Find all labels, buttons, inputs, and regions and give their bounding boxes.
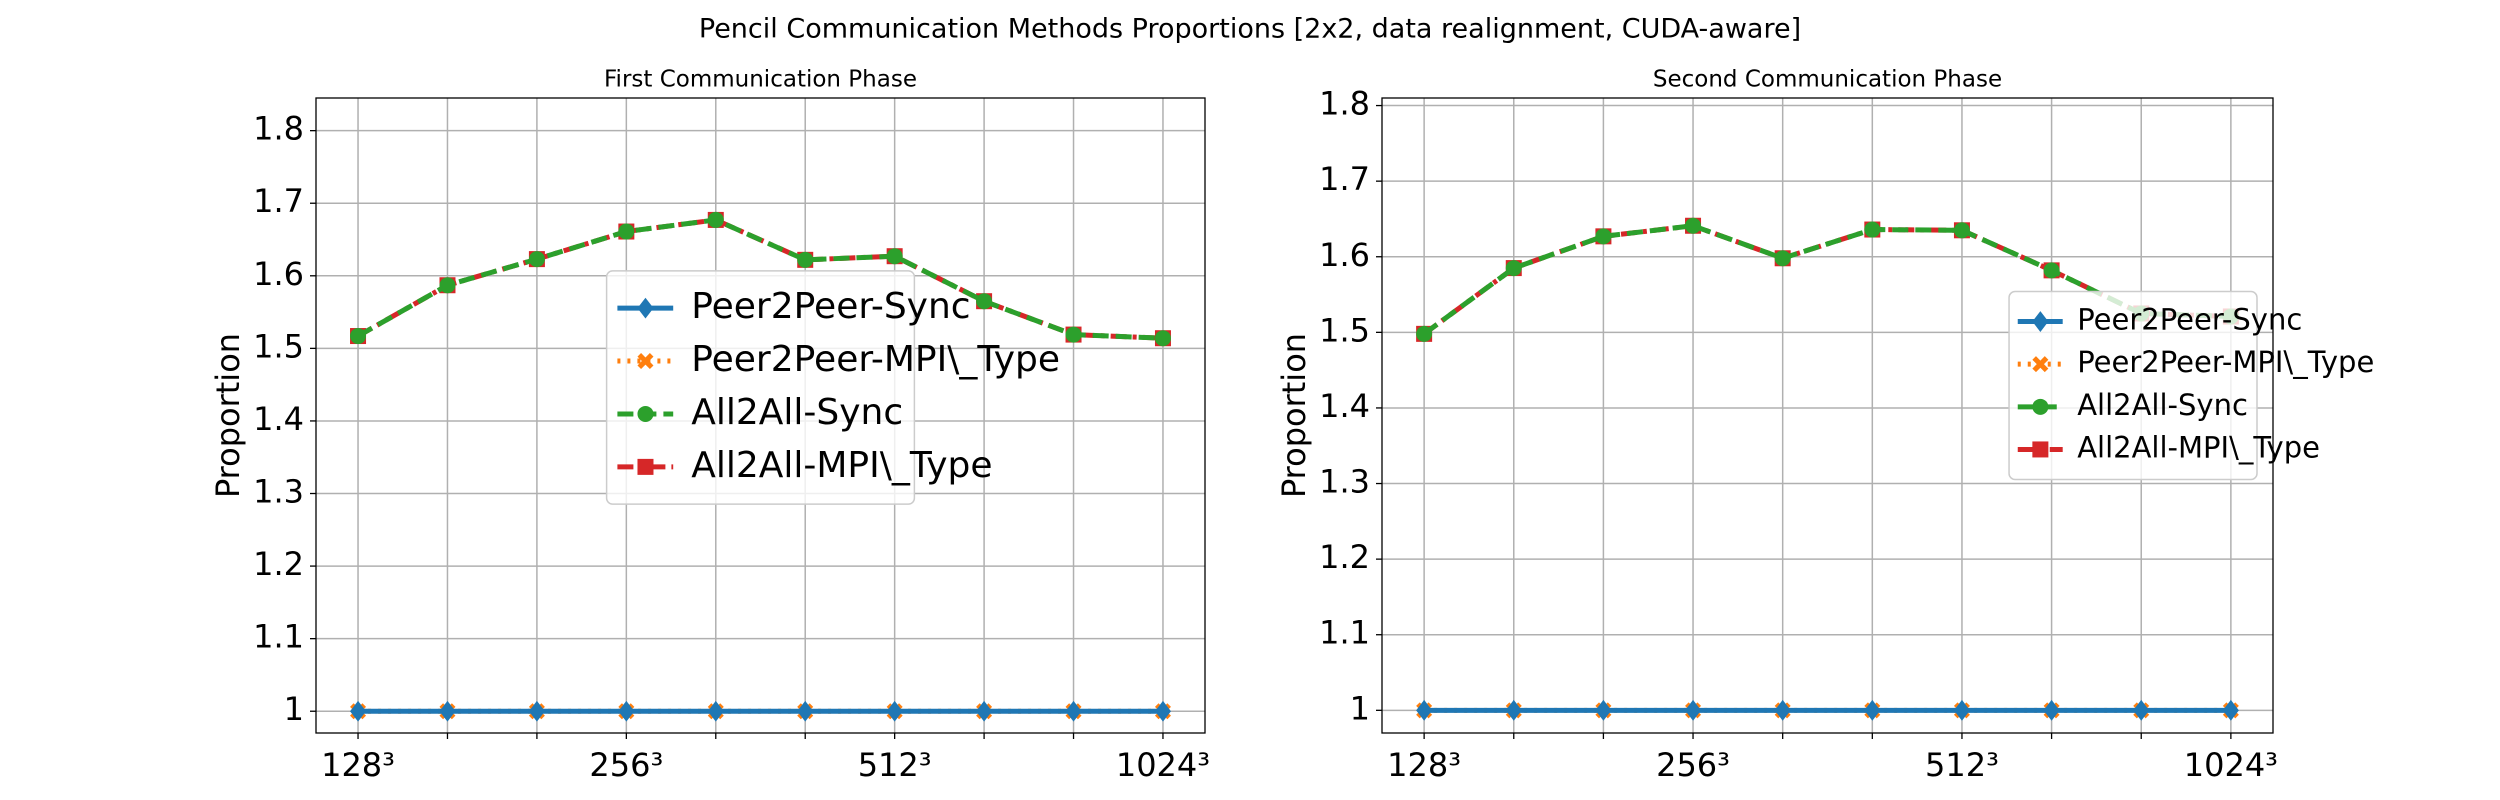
- marker: [637, 353, 654, 370]
- marker: [1953, 699, 1970, 721]
- y-tick-label: 1.4: [1319, 387, 1370, 425]
- legend-label: All2All-Sync: [691, 392, 903, 433]
- marker: [1685, 699, 1702, 721]
- y-tick-label: 1.7: [1319, 160, 1370, 198]
- y-tick-label: 1.1: [1319, 614, 1370, 652]
- marker: [2043, 262, 2060, 279]
- series-line: [356, 217, 1164, 341]
- x-tick-label: 512³: [858, 746, 932, 784]
- marker: [528, 251, 545, 268]
- axis-title: Second Communication Phase: [1653, 67, 2002, 93]
- marker: [1774, 699, 1791, 721]
- marker: [2043, 699, 2060, 721]
- marker: [637, 297, 654, 319]
- marker: [886, 700, 903, 722]
- marker: [886, 248, 903, 265]
- marker: [1595, 228, 1612, 245]
- marker: [350, 700, 367, 722]
- y-tick-label: 1.7: [253, 182, 304, 220]
- axis-title: First Communication Phase: [604, 67, 917, 93]
- legend-label: Peer2Peer-MPI\_Type: [2077, 345, 2374, 379]
- marker: [2032, 356, 2049, 373]
- marker: [618, 700, 635, 722]
- marker: [1505, 260, 1522, 277]
- y-tick-label: 1.4: [253, 400, 304, 438]
- marker: [2032, 311, 2049, 332]
- figure-title: Pencil Communication Methods Proportions…: [699, 14, 1801, 45]
- marker: [2222, 699, 2239, 721]
- y-axis-label: Proportion: [1275, 333, 1313, 498]
- marker: [439, 700, 456, 722]
- legend-label: All2All-MPI\_Type: [2077, 430, 2320, 464]
- y-tick-label: 1.3: [1319, 463, 1370, 501]
- marker: [637, 405, 654, 422]
- marker: [1065, 326, 1082, 343]
- marker: [1864, 699, 1881, 721]
- plot-frame: [315, 97, 1206, 734]
- y-axis-label: Proportion: [209, 333, 247, 498]
- marker: [439, 277, 456, 294]
- marker: [797, 700, 814, 722]
- marker: [528, 700, 545, 722]
- marker: [707, 211, 724, 228]
- x-tick-label: 256³: [1656, 746, 1730, 784]
- marker: [1505, 699, 1522, 721]
- x-tick-label: 1024³: [2184, 746, 2278, 784]
- y-tick-label: 1.8: [1319, 85, 1370, 123]
- legend-label: Peer2Peer-Sync: [691, 286, 970, 327]
- y-tick-label: 1.2: [253, 545, 304, 583]
- y-tick-label: 1.3: [253, 473, 304, 511]
- marker: [1595, 699, 1612, 721]
- x-tick-label: 256³: [589, 746, 663, 784]
- y-tick-label: 1: [284, 690, 304, 728]
- marker: [1685, 217, 1702, 234]
- x-tick-label: 1024³: [1116, 746, 1210, 784]
- marker: [350, 328, 367, 345]
- marker: [2032, 398, 2049, 415]
- y-tick-label: 1.8: [253, 110, 304, 148]
- y-tick-label: 1.2: [1319, 538, 1370, 576]
- x-tick-label: 128³: [1387, 746, 1461, 784]
- legend-label: All2All-MPI\_Type: [691, 445, 992, 486]
- x-tick-label: 128³: [321, 746, 395, 784]
- y-tick-label: 1.6: [1319, 236, 1370, 274]
- marker: [2133, 699, 2150, 721]
- marker: [1953, 222, 1970, 239]
- y-tick-label: 1.1: [253, 618, 304, 656]
- legend-box: [605, 270, 916, 505]
- marker: [637, 458, 654, 475]
- y-tick-label: 1: [1350, 689, 1370, 727]
- marker: [707, 700, 724, 722]
- y-tick-label: 1.5: [253, 327, 304, 365]
- marker: [976, 293, 993, 310]
- y-tick-label: 1.6: [253, 255, 304, 293]
- x-tick-label: 512³: [1925, 746, 1999, 784]
- y-tick-label: 1.5: [1319, 311, 1370, 349]
- marker: [976, 700, 993, 722]
- legend-label: Peer2Peer-Sync: [2077, 303, 2302, 337]
- marker: [1154, 330, 1171, 347]
- marker: [618, 223, 635, 240]
- marker: [1416, 699, 1433, 721]
- marker: [1065, 700, 1082, 722]
- marker: [1416, 325, 1433, 342]
- marker: [2032, 441, 2049, 458]
- marker: [1154, 700, 1171, 722]
- legend-label: Peer2Peer-MPI\_Type: [691, 339, 1060, 380]
- marker: [797, 251, 814, 268]
- marker: [1774, 250, 1791, 267]
- marker: [1864, 221, 1881, 238]
- plot-frame: [1381, 97, 2274, 734]
- legend-box: [2008, 290, 2258, 481]
- legend-label: All2All-Sync: [2077, 388, 2248, 422]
━━━━━━━━━━━━━━━━
→ Exercise: Reproduce every line of the items above word for word, omitting the pictures.

→ Expected output:
Find all labels, buttons, inputs, and regions and give their bounding boxes.
- marker: [637, 353, 654, 370]
- marker: [1953, 699, 1970, 721]
- y-tick-label: 1.4: [1319, 387, 1370, 425]
- legend-label: All2All-Sync: [691, 392, 903, 433]
- marker: [1685, 699, 1702, 721]
- y-tick-label: 1.7: [1319, 160, 1370, 198]
- y-tick-label: 1.1: [1319, 614, 1370, 652]
- marker: [2043, 262, 2060, 279]
- series-line: [356, 217, 1164, 341]
- x-tick-label: 512³: [858, 746, 932, 784]
- marker: [528, 251, 545, 268]
- axis-title: Second Communication Phase: [1653, 67, 2002, 93]
- marker: [1774, 699, 1791, 721]
- marker: [2043, 699, 2060, 721]
- marker: [637, 297, 654, 319]
- marker: [886, 700, 903, 722]
- marker: [886, 248, 903, 265]
- marker: [1595, 228, 1612, 245]
- marker: [350, 700, 367, 722]
- y-tick-label: 1.7: [253, 182, 304, 220]
- axis-title: First Communication Phase: [604, 67, 917, 93]
- legend-label: Peer2Peer-MPI\_Type: [2077, 345, 2374, 379]
- marker: [2032, 356, 2049, 373]
- marker: [618, 700, 635, 722]
- marker: [1505, 260, 1522, 277]
- y-tick-label: 1.4: [253, 400, 304, 438]
- marker: [2032, 311, 2049, 332]
- figure-title: Pencil Communication Methods Proportions…: [699, 14, 1801, 45]
- marker: [2222, 699, 2239, 721]
- y-axis-label: Proportion: [1275, 333, 1313, 498]
- marker: [439, 700, 456, 722]
- legend-label: All2All-MPI\_Type: [2077, 430, 2320, 464]
- y-tick-label: 1.3: [1319, 463, 1370, 501]
- marker: [637, 405, 654, 422]
- marker: [1065, 326, 1082, 343]
- marker: [1864, 699, 1881, 721]
- plot-frame: [315, 97, 1206, 734]
- y-axis-label: Proportion: [209, 333, 247, 498]
- marker: [439, 277, 456, 294]
- marker: [797, 700, 814, 722]
- marker: [528, 700, 545, 722]
- marker: [707, 211, 724, 228]
- x-tick-label: 256³: [1656, 746, 1730, 784]
- marker: [1505, 699, 1522, 721]
- x-tick-label: 1024³: [2184, 746, 2278, 784]
- y-tick-label: 1.8: [1319, 85, 1370, 123]
- legend-label: Peer2Peer-Sync: [691, 286, 970, 327]
- y-tick-label: 1.2: [253, 545, 304, 583]
- y-tick-label: 1.3: [253, 473, 304, 511]
- marker: [1595, 699, 1612, 721]
- x-tick-label: 256³: [589, 746, 663, 784]
- y-tick-label: 1: [284, 690, 304, 728]
- marker: [1685, 217, 1702, 234]
- x-tick-label: 1024³: [1116, 746, 1210, 784]
- marker: [350, 328, 367, 345]
- marker: [2032, 398, 2049, 415]
- y-tick-label: 1.8: [253, 110, 304, 148]
- y-tick-label: 1.2: [1319, 538, 1370, 576]
- x-tick-label: 128³: [1387, 746, 1461, 784]
- legend-label: All2All-MPI\_Type: [691, 445, 992, 486]
- x-tick-label: 128³: [321, 746, 395, 784]
- y-tick-label: 1.6: [1319, 236, 1370, 274]
- marker: [2133, 699, 2150, 721]
- marker: [1953, 222, 1970, 239]
- y-tick-label: 1.1: [253, 618, 304, 656]
- legend-box: [605, 270, 916, 505]
- marker: [637, 458, 654, 475]
- y-tick-label: 1: [1350, 689, 1370, 727]
- marker: [707, 700, 724, 722]
- y-tick-label: 1.5: [253, 327, 304, 365]
- marker: [976, 293, 993, 310]
- y-tick-label: 1.6: [253, 255, 304, 293]
- x-tick-label: 512³: [1925, 746, 1999, 784]
- y-tick-label: 1.5: [1319, 311, 1370, 349]
- marker: [976, 700, 993, 722]
- legend-label: Peer2Peer-Sync: [2077, 303, 2302, 337]
- marker: [1154, 330, 1171, 347]
- marker: [618, 223, 635, 240]
- marker: [1416, 699, 1433, 721]
- marker: [1065, 700, 1082, 722]
- marker: [1416, 325, 1433, 342]
- marker: [2032, 441, 2049, 458]
- marker: [1154, 700, 1171, 722]
- legend-label: Peer2Peer-MPI\_Type: [691, 339, 1060, 380]
- marker: [797, 251, 814, 268]
- marker: [1774, 250, 1791, 267]
- marker: [1864, 221, 1881, 238]
- plot-frame: [1381, 97, 2274, 734]
- legend-box: [2008, 290, 2258, 481]
- legend-label: All2All-Sync: [2077, 388, 2248, 422]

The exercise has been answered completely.